## Begin Input for this task

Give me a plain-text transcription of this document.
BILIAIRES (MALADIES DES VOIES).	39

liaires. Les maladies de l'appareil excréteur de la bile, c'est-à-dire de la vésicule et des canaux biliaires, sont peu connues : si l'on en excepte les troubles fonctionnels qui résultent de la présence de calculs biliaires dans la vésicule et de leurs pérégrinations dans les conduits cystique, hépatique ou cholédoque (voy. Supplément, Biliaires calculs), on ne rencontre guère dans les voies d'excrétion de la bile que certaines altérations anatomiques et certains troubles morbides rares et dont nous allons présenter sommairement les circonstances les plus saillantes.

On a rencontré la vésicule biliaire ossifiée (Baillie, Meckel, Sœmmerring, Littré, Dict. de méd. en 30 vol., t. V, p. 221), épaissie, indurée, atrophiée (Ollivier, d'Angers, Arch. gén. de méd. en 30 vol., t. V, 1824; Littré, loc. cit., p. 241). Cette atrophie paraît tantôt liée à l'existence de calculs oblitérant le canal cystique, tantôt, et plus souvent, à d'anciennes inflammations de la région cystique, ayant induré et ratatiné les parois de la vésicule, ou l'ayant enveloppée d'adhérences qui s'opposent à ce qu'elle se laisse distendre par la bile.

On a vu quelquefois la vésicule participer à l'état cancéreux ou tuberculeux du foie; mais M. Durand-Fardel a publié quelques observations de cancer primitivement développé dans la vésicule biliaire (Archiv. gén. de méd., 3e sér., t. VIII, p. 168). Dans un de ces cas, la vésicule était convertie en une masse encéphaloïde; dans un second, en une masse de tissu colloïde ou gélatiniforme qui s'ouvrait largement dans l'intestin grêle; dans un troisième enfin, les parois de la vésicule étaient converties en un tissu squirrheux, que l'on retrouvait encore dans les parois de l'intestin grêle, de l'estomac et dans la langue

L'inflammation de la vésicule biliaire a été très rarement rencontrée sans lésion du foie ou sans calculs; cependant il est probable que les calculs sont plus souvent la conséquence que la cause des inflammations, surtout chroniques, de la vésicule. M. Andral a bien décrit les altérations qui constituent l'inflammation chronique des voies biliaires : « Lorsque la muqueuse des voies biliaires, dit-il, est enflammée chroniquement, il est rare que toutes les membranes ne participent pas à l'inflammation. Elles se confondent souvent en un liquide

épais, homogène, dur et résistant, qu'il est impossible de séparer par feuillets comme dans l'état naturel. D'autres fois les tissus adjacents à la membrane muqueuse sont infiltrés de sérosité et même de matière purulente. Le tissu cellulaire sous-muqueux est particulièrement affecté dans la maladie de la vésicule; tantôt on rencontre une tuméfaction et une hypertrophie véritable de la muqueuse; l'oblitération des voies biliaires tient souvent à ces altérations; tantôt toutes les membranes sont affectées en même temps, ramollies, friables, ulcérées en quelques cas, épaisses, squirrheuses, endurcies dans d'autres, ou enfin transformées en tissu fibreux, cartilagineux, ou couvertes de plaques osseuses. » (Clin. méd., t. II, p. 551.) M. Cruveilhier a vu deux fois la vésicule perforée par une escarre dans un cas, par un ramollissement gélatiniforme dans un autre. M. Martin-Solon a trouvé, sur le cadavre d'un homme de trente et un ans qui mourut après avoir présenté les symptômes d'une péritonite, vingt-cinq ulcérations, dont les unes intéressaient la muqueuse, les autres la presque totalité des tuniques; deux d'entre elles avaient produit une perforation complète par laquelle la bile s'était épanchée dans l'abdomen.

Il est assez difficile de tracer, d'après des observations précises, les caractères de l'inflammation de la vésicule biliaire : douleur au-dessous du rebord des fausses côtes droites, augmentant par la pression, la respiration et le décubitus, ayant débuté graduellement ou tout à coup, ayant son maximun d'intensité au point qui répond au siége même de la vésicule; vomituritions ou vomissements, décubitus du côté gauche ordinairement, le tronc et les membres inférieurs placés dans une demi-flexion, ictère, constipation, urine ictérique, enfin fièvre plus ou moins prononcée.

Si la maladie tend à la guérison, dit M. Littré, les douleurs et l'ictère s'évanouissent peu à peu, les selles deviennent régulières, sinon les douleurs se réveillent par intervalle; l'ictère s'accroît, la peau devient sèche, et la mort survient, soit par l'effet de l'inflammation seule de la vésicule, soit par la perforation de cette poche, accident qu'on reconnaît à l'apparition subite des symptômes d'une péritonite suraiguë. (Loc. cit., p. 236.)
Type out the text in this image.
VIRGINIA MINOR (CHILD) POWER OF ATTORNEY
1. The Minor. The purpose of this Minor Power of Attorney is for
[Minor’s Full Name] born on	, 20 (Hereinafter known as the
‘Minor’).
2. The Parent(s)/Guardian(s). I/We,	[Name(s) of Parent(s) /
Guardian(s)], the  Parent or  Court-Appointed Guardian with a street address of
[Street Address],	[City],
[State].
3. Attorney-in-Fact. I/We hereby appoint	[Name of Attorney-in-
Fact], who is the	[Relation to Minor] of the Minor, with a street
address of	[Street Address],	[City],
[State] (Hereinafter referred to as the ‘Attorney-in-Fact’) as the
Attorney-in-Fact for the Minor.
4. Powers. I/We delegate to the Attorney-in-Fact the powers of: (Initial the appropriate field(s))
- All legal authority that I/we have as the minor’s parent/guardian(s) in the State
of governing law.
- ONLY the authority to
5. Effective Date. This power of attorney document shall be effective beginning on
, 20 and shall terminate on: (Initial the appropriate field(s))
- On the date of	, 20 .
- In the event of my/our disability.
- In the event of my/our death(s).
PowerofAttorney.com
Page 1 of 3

## End Input for this task

__Exercise prompt__. All of the data must be returned exactly.

__In response__.
Give me a plain-text transcription of this document.
BILIAIRES (MALADIES DES VOIES).	39

liaires. Les maladies de l'appareil excréteur de la bile, c'est-à-dire de la vésicule et des canaux biliaires, sont peu connues : si l'on en excepte les troubles fonctionnels qui résultent de la présence de calculs biliaires dans la vésicule et de leurs pérégrinations dans les conduits cystique, hépatique ou cholédoque (voy. Supplément, Biliaires calculs), on ne rencontre guère dans les voies d'excrétion de la bile que certaines altérations anatomiques et certains troubles morbides rares et dont nous allons présenter sommairement les circonstances les plus saillantes.

On a rencontré la vésicule biliaire ossifiée (Baillie, Meckel, Sœmmerring, Littré, Dict. de méd. en 30 vol., t. V, p. 221), épaissie, indurée, atrophiée (Ollivier, d'Angers, Arch. gén. de méd. en 30 vol., t. V, 1824; Littré, loc. cit., p. 241). Cette atrophie paraît tantôt liée à l'existence de calculs oblitérant le canal cystique, tantôt, et plus souvent, à d'anciennes inflammations de la région cystique, ayant induré et ratatiné les parois de la vésicule, ou l'ayant enveloppée d'adhérences qui s'opposent à ce qu'elle se laisse distendre par la bile.

On a vu quelquefois la vésicule participer à l'état cancéreux ou tuberculeux du foie; mais M. Durand-Fardel a publié quelques observations de cancer primitivement développé dans la vésicule biliaire (Archiv. gén. de méd., 3e sér., t. VIII, p. 168). Dans un de ces cas, la vésicule était convertie en une masse encéphaloïde; dans un second, en une masse de tissu colloïde ou gélatiniforme qui s'ouvrait largement dans l'intestin grêle; dans un troisième enfin, les parois de la vésicule étaient converties en un tissu squirrheux, que l'on retrouvait encore dans les parois de l'intestin grêle, de l'estomac et dans la langue

L'inflammation de la vésicule biliaire a été très rarement rencontrée sans lésion du foie ou sans calculs; cependant il est probable que les calculs sont plus souvent la conséquence que la cause des inflammations, surtout chroniques, de la vésicule. M. Andral a bien décrit les altérations qui constituent l'inflammation chronique des voies biliaires : « Lorsque la muqueuse des voies biliaires, dit-il, est enflammée chroniquement, il est rare que toutes les membranes ne participent pas à l'inflammation. Elles se confondent souvent en un liquide

épais, homogène, dur et résistant, qu'il est impossible de séparer par feuillets comme dans l'état naturel. D'autres fois les tissus adjacents à la membrane muqueuse sont infiltrés de sérosité et même de matière purulente. Le tissu cellulaire sous-muqueux est particulièrement affecté dans la maladie de la vésicule; tantôt on rencontre une tuméfaction et une hypertrophie véritable de la muqueuse; l'oblitération des voies biliaires tient souvent à ces altérations; tantôt toutes les membranes sont affectées en même temps, ramollies, friables, ulcérées en quelques cas, épaisses, squirrheuses, endurcies dans d'autres, ou enfin transformées en tissu fibreux, cartilagineux, ou couvertes de plaques osseuses. » (Clin. méd., t. II, p. 551.) M. Cruveilhier a vu deux fois la vésicule perforée par une escarre dans un cas, par un ramollissement gélatiniforme dans un autre. M. Martin-Solon a trouvé, sur le cadavre d'un homme de trente et un ans qui mourut après avoir présenté les symptômes d'une péritonite, vingt-cinq ulcérations, dont les unes intéressaient la muqueuse, les autres la presque totalité des tuniques; deux d'entre elles avaient produit une perforation complète par laquelle la bile s'était épanchée dans l'abdomen.

Il est assez difficile de tracer, d'après des observations précises, les caractères de l'inflammation de la vésicule biliaire : douleur au-dessous du rebord des fausses côtes droites, augmentant par la pression, la respiration et le décubitus, ayant débuté graduellement ou tout à coup, ayant son maximun d'intensité au point qui répond au siége même de la vésicule; vomituritions ou vomissements, décubitus du côté gauche ordinairement, le tronc et les membres inférieurs placés dans une demi-flexion, ictère, constipation, urine ictérique, enfin fièvre plus ou moins prononcée.

Si la maladie tend à la guérison, dit M. Littré, les douleurs et l'ictère s'évanouissent peu à peu, les selles deviennent régulières, sinon les douleurs se réveillent par intervalle; l'ictère s'accroît, la peau devient sèche, et la mort survient, soit par l'effet de l'inflammation seule de la vésicule, soit par la perforation de cette poche, accident qu'on reconnaît à l'apparition subite des symptômes d'une péritonite suraiguë. (Loc. cit., p. 236.)
Type out the text in this image.
VIRGINIA MINOR (CHILD) POWER OF ATTORNEY
1. The Minor. The purpose of this Minor Power of Attorney is for
[Minor’s Full Name] born on	, 20 (Hereinafter known as the
‘Minor’).
2. The Parent(s)/Guardian(s). I/We,	[Name(s) of Parent(s) /
Guardian(s)], the  Parent or  Court-Appointed Guardian with a street address of
[Street Address],	[City],
[State].
3. Attorney-in-Fact. I/We hereby appoint	[Name of Attorney-in-
Fact], who is the	[Relation to Minor] of the Minor, with a street
address of	[Street Address],	[City],
[State] (Hereinafter referred to as the ‘Attorney-in-Fact’) as the
Attorney-in-Fact for the Minor.
4. Powers. I/We delegate to the Attorney-in-Fact the powers of: (Initial the appropriate field(s))
- All legal authority that I/we have as the minor’s parent/guardian(s) in the State
of governing law.
- ONLY the authority to
5. Effective Date. This power of attorney document shall be effective beginning on
, 20 and shall terminate on: (Initial the appropriate field(s))
- On the date of	, 20 .
- In the event of my/our disability.
- In the event of my/our death(s).
PowerofAttorney.com
Page 1 of 3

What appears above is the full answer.